TASK ::
Go through the listing and copy every line word for word.

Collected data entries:
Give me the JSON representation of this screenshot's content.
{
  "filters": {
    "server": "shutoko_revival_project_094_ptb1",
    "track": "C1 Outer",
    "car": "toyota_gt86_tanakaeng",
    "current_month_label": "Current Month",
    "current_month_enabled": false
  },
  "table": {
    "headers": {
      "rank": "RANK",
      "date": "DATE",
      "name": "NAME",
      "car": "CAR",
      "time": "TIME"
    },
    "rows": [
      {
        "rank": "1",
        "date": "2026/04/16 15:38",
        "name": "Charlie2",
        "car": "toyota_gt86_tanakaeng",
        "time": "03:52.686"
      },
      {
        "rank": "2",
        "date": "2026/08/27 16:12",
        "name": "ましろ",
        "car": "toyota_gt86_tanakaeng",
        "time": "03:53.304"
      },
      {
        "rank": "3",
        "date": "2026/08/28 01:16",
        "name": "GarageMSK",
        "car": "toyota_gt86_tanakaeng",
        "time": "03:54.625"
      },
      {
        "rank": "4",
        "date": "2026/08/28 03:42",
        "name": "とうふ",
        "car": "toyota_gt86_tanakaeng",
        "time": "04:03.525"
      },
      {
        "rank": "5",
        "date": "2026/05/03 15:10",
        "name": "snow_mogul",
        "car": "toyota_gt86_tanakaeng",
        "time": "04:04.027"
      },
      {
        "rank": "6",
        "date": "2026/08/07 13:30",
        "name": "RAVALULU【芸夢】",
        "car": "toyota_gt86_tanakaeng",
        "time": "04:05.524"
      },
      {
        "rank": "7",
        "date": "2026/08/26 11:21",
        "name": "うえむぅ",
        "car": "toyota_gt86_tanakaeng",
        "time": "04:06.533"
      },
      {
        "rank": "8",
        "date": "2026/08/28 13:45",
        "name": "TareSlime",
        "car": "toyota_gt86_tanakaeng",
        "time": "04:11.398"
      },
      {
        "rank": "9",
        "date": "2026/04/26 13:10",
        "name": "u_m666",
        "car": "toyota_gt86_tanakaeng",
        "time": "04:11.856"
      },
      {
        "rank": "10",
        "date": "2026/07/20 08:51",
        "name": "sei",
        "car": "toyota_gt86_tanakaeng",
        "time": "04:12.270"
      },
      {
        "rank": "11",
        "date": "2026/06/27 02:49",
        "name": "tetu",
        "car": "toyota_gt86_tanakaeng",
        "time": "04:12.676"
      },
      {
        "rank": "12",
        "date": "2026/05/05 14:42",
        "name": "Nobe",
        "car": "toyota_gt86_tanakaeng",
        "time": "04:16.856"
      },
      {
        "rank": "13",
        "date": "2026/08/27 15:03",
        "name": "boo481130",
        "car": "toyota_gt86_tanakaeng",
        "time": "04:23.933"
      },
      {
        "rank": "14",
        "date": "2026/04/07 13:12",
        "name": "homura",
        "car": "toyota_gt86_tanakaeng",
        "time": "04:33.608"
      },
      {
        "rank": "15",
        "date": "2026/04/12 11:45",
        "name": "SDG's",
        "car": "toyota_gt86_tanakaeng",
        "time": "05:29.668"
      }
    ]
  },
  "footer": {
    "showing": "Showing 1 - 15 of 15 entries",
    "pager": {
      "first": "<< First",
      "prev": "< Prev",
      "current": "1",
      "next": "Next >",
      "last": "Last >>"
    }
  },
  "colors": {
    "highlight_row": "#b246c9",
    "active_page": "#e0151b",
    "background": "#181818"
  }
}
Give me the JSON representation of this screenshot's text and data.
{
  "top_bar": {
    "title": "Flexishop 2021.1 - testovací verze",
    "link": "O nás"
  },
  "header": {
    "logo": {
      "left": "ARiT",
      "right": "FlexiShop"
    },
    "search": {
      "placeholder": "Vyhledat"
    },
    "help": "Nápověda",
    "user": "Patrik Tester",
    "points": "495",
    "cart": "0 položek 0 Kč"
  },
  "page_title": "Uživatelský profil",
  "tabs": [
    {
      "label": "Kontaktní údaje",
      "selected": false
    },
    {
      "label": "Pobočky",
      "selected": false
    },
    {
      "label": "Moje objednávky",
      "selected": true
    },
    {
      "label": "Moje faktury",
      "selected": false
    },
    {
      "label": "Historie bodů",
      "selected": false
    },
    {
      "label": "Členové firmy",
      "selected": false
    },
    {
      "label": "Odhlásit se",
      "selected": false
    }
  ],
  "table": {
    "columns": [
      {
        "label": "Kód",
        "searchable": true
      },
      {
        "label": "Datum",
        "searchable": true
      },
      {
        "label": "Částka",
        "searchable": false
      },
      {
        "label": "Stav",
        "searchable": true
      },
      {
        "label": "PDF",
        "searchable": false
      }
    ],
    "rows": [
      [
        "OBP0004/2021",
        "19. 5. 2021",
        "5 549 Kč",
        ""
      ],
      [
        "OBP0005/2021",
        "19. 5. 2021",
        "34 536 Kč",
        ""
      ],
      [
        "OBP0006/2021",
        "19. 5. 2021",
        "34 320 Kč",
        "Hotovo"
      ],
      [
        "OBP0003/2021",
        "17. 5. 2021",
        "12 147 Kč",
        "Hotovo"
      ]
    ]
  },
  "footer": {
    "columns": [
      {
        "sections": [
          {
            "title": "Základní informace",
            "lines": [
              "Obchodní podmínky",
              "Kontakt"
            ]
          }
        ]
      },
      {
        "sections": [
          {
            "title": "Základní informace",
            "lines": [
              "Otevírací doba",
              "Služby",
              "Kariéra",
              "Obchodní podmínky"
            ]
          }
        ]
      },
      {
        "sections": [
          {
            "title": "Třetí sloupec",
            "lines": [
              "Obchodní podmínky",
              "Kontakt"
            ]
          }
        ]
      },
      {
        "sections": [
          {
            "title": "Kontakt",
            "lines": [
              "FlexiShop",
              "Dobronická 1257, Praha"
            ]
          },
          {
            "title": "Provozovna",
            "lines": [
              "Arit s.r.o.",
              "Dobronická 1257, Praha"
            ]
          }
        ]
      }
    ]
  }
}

WORKED ANSWER ::
Give me the JSON representation of this screenshot's content.
{
  "filters": {
    "server": "shutoko_revival_project_094_ptb1",
    "track": "C1 Outer",
    "car": "toyota_gt86_tanakaeng",
    "current_month_label": "Current Month",
    "current_month_enabled": false
  },
  "table": {
    "headers": {
      "rank": "RANK",
      "date": "DATE",
      "name": "NAME",
      "car": "CAR",
      "time": "TIME"
    },
    "rows": [
      {
        "rank": "1",
        "date": "2026/04/16 15:38",
        "name": "Charlie2",
        "car": "toyota_gt86_tanakaeng",
        "time": "03:52.686"
      },
      {
        "rank": "2",
        "date": "2026/08/27 16:12",
        "name": "ましろ",
        "car": "toyota_gt86_tanakaeng",
        "time": "03:53.304"
      },
      {
        "rank": "3",
        "date": "2026/08/28 01:16",
        "name": "GarageMSK",
        "car": "toyota_gt86_tanakaeng",
        "time": "03:54.625"
      },
      {
        "rank": "4",
        "date": "2026/08/28 03:42",
        "name": "とうふ",
        "car": "toyota_gt86_tanakaeng",
        "time": "04:03.525"
      },
      {
        "rank": "5",
        "date": "2026/05/03 15:10",
        "name": "snow_mogul",
        "car": "toyota_gt86_tanakaeng",
        "time": "04:04.027"
      },
      {
        "rank": "6",
        "date": "2026/08/07 13:30",
        "name": "RAVALULU【芸夢】",
        "car": "toyota_gt86_tanakaeng",
        "time": "04:05.524"
      },
      {
        "rank": "7",
        "date": "2026/08/26 11:21",
        "name": "うえむぅ",
        "car": "toyota_gt86_tanakaeng",
        "time": "04:06.533"
      },
      {
        "rank": "8",
        "date": "2026/08/28 13:45",
        "name": "TareSlime",
        "car": "toyota_gt86_tanakaeng",
        "time": "04:11.398"
      },
      {
        "rank": "9",
        "date": "2026/04/26 13:10",
        "name": "u_m666",
        "car": "toyota_gt86_tanakaeng",
        "time": "04:11.856"
      },
      {
        "rank": "10",
        "date": "2026/07/20 08:51",
        "name": "sei",
        "car": "toyota_gt86_tanakaeng",
        "time": "04:12.270"
      },
      {
        "rank": "11",
        "date": "2026/06/27 02:49",
        "name": "tetu",
        "car": "toyota_gt86_tanakaeng",
        "time": "04:12.676"
      },
      {
        "rank": "12",
        "date": "2026/05/05 14:42",
        "name": "Nobe",
        "car": "toyota_gt86_tanakaeng",
        "time": "04:16.856"
      },
      {
        "rank": "13",
        "date": "2026/08/27 15:03",
        "name": "boo481130",
        "car": "toyota_gt86_tanakaeng",
        "time": "04:23.933"
      },
      {
        "rank": "14",
        "date": "2026/04/07 13:12",
        "name": "homura",
        "car": "toyota_gt86_tanakaeng",
        "time": "04:33.608"
      },
      {
        "rank": "15",
        "date": "2026/04/12 11:45",
        "name": "SDG's",
        "car": "toyota_gt86_tanakaeng",
        "time": "05:29.668"
      }
    ]
  },
  "footer": {
    "showing": "Showing 1 - 15 of 15 entries",
    "pager": {
      "first": "<< First",
      "prev": "< Prev",
      "current": "1",
      "next": "Next >",
      "last": "Last >>"
    }
  },
  "colors": {
    "highlight_row": "#b246c9",
    "active_page": "#e0151b",
    "background": "#181818"
  }
}
Give me the JSON representation of this screenshot's text and data.
{
  "top_bar": {
    "title": "Flexishop 2021.1 - testovací verze",
    "link": "O nás"
  },
  "header": {
    "logo": {
      "left": "ARiT",
      "right": "FlexiShop"
    },
    "search": {
      "placeholder": "Vyhledat"
    },
    "help": "Nápověda",
    "user": "Patrik Tester",
    "points": "495",
    "cart": "0 položek 0 Kč"
  },
  "page_title": "Uživatelský profil",
  "tabs": [
    {
      "label": "Kontaktní údaje",
      "selected": false
    },
    {
      "label": "Pobočky",
      "selected": false
    },
    {
      "label": "Moje objednávky",
      "selected": true
    },
    {
      "label": "Moje faktury",
      "selected": false
    },
    {
      "label": "Historie bodů",
      "selected": false
    },
    {
      "label": "Členové firmy",
      "selected": false
    },
    {
      "label": "Odhlásit se",
      "selected": false
    }
  ],
  "table": {
    "columns": [
      {
        "label": "Kód",
        "searchable": true
      },
      {
        "label": "Datum",
        "searchable": true
      },
      {
        "label": "Částka",
        "searchable": false
      },
      {
        "label": "Stav",
        "searchable": true
      },
      {
        "label": "PDF",
        "searchable": false
      }
    ],
    "rows": [
      [
        "OBP0004/2021",
        "19. 5. 2021",
        "5 549 Kč",
        ""
      ],
      [
        "OBP0005/2021",
        "19. 5. 2021",
        "34 536 Kč",
        ""
      ],
      [
        "OBP0006/2021",
        "19. 5. 2021",
        "34 320 Kč",
        "Hotovo"
      ],
      [
        "OBP0003/2021",
        "17. 5. 2021",
        "12 147 Kč",
        "Hotovo"
      ]
    ]
  },
  "footer": {
    "columns": [
      {
        "sections": [
          {
            "title": "Základní informace",
            "lines": [
              "Obchodní podmínky",
              "Kontakt"
            ]
          }
        ]
      },
      {
        "sections": [
          {
            "title": "Základní informace",
            "lines": [
              "Otevírací doba",
              "Služby",
              "Kariéra",
              "Obchodní podmínky"
            ]
          }
        ]
      },
      {
        "sections": [
          {
            "title": "Třetí sloupec",
            "lines": [
              "Obchodní podmínky",
              "Kontakt"
            ]
          }
        ]
      },
      {
        "sections": [
          {
            "title": "Kontakt",
            "lines": [
              "FlexiShop",
              "Dobronická 1257, Praha"
            ]
          },
          {
            "title": "Provozovna",
            "lines": [
              "Arit s.r.o.",
              "Dobronická 1257, Praha"
            ]
          }
        ]
      }
    ]
  }
}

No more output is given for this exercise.